──────── Exercise data ────────
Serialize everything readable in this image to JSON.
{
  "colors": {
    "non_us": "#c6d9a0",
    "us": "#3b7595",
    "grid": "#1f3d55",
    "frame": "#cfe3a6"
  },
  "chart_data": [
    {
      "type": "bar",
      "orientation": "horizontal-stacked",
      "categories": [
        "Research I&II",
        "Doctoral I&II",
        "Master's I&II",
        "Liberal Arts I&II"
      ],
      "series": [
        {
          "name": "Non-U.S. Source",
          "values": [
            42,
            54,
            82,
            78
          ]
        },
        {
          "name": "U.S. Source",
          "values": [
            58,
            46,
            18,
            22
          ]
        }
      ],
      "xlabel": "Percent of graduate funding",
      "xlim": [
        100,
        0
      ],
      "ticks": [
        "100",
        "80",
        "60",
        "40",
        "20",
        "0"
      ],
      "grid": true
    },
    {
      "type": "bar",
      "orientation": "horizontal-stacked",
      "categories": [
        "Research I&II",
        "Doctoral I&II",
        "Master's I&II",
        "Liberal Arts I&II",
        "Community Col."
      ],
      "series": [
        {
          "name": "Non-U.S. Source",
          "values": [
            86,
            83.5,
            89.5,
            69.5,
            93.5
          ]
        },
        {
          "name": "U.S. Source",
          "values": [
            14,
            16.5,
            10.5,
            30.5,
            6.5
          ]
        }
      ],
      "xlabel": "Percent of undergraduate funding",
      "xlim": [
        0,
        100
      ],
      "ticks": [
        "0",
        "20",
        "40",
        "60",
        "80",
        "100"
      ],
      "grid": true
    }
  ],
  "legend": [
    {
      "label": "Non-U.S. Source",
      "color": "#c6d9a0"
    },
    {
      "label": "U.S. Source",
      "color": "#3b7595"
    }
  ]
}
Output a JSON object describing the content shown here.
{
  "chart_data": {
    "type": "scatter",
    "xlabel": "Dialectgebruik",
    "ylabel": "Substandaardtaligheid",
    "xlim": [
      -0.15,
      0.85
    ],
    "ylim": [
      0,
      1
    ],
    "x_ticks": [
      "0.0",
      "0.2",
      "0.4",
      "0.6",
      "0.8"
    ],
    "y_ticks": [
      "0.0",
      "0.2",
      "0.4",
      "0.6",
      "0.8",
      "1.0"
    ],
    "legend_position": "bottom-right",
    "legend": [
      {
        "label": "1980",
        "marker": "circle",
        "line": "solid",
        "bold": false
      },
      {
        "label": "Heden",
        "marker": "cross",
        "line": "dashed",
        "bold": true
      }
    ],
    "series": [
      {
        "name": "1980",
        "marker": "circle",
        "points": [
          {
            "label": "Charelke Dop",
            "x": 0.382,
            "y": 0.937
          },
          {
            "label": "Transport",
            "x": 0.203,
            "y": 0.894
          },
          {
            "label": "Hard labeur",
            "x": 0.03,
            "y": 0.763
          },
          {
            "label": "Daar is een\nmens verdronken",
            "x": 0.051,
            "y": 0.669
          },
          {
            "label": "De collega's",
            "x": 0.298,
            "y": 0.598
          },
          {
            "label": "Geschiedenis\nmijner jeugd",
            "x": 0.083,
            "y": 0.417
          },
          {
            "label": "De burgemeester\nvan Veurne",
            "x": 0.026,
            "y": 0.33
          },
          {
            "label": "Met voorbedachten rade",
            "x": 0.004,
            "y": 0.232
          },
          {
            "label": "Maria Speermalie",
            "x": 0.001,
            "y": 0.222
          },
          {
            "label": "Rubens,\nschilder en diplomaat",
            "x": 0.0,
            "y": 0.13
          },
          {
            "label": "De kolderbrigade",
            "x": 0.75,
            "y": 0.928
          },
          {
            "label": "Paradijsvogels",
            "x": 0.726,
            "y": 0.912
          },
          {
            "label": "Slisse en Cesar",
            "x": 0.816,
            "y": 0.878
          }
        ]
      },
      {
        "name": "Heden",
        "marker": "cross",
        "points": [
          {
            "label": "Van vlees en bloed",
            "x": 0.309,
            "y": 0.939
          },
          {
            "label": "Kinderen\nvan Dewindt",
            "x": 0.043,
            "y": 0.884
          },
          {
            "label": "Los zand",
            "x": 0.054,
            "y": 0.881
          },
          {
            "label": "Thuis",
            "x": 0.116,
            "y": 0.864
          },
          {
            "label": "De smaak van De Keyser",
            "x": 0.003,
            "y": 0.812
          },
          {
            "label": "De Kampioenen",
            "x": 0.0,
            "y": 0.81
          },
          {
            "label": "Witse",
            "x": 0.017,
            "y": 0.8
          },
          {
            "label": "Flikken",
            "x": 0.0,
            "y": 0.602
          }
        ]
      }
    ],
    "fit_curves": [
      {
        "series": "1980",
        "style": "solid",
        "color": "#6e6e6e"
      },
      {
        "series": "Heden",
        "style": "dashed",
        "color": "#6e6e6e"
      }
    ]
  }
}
────────
Restate the listing in full, word for word.

Serialize everything readable in this image to JSON.
{
  "colors": {
    "non_us": "#c6d9a0",
    "us": "#3b7595",
    "grid": "#1f3d55",
    "frame": "#cfe3a6"
  },
  "chart_data": [
    {
      "type": "bar",
      "orientation": "horizontal-stacked",
      "categories": [
        "Research I&II",
        "Doctoral I&II",
        "Master's I&II",
        "Liberal Arts I&II"
      ],
      "series": [
        {
          "name": "Non-U.S. Source",
          "values": [
            42,
            54,
            82,
            78
          ]
        },
        {
          "name": "U.S. Source",
          "values": [
            58,
            46,
            18,
            22
          ]
        }
      ],
      "xlabel": "Percent of graduate funding",
      "xlim": [
        100,
        0
      ],
      "ticks": [
        "100",
        "80",
        "60",
        "40",
        "20",
        "0"
      ],
      "grid": true
    },
    {
      "type": "bar",
      "orientation": "horizontal-stacked",
      "categories": [
        "Research I&II",
        "Doctoral I&II",
        "Master's I&II",
        "Liberal Arts I&II",
        "Community Col."
      ],
      "series": [
        {
          "name": "Non-U.S. Source",
          "values": [
            86,
            83.5,
            89.5,
            69.5,
            93.5
          ]
        },
        {
          "name": "U.S. Source",
          "values": [
            14,
            16.5,
            10.5,
            30.5,
            6.5
          ]
        }
      ],
      "xlabel": "Percent of undergraduate funding",
      "xlim": [
        0,
        100
      ],
      "ticks": [
        "0",
        "20",
        "40",
        "60",
        "80",
        "100"
      ],
      "grid": true
    }
  ],
  "legend": [
    {
      "label": "Non-U.S. Source",
      "color": "#c6d9a0"
    },
    {
      "label": "U.S. Source",
      "color": "#3b7595"
    }
  ]
}
Output a JSON object describing the content shown here.
{
  "chart_data": {
    "type": "scatter",
    "xlabel": "Dialectgebruik",
    "ylabel": "Substandaardtaligheid",
    "xlim": [
      -0.15,
      0.85
    ],
    "ylim": [
      0,
      1
    ],
    "x_ticks": [
      "0.0",
      "0.2",
      "0.4",
      "0.6",
      "0.8"
    ],
    "y_ticks": [
      "0.0",
      "0.2",
      "0.4",
      "0.6",
      "0.8",
      "1.0"
    ],
    "legend_position": "bottom-right",
    "legend": [
      {
        "label": "1980",
        "marker": "circle",
        "line": "solid",
        "bold": false
      },
      {
        "label": "Heden",
        "marker": "cross",
        "line": "dashed",
        "bold": true
      }
    ],
    "series": [
      {
        "name": "1980",
        "marker": "circle",
        "points": [
          {
            "label": "Charelke Dop",
            "x": 0.382,
            "y": 0.937
          },
          {
            "label": "Transport",
            "x": 0.203,
            "y": 0.894
          },
          {
            "label": "Hard labeur",
            "x": 0.03,
            "y": 0.763
          },
          {
            "label": "Daar is een\nmens verdronken",
            "x": 0.051,
            "y": 0.669
          },
          {
            "label": "De collega's",
            "x": 0.298,
            "y": 0.598
          },
          {
            "label": "Geschiedenis\nmijner jeugd",
            "x": 0.083,
            "y": 0.417
          },
          {
            "label": "De burgemeester\nvan Veurne",
            "x": 0.026,
            "y": 0.33
          },
          {
            "label": "Met voorbedachten rade",
            "x": 0.004,
            "y": 0.232
          },
          {
            "label": "Maria Speermalie",
            "x": 0.001,
            "y": 0.222
          },
          {
            "label": "Rubens,\nschilder en diplomaat",
            "x": 0.0,
            "y": 0.13
          },
          {
            "label": "De kolderbrigade",
            "x": 0.75,
            "y": 0.928
          },
          {
            "label": "Paradijsvogels",
            "x": 0.726,
            "y": 0.912
          },
          {
            "label": "Slisse en Cesar",
            "x": 0.816,
            "y": 0.878
          }
        ]
      },
      {
        "name": "Heden",
        "marker": "cross",
        "points": [
          {
            "label": "Van vlees en bloed",
            "x": 0.309,
            "y": 0.939
          },
          {
            "label": "Kinderen\nvan Dewindt",
            "x": 0.043,
            "y": 0.884
          },
          {
            "label": "Los zand",
            "x": 0.054,
            "y": 0.881
          },
          {
            "label": "Thuis",
            "x": 0.116,
            "y": 0.864
          },
          {
            "label": "De smaak van De Keyser",
            "x": 0.003,
            "y": 0.812
          },
          {
            "label": "De Kampioenen",
            "x": 0.0,
            "y": 0.81
          },
          {
            "label": "Witse",
            "x": 0.017,
            "y": 0.8
          },
          {
            "label": "Flikken",
            "x": 0.0,
            "y": 0.602
          }
        ]
      }
    ],
    "fit_curves": [
      {
        "series": "1980",
        "style": "solid",
        "color": "#6e6e6e"
      },
      {
        "series": "Heden",
        "style": "dashed",
        "color": "#6e6e6e"
      }
    ]
  }
}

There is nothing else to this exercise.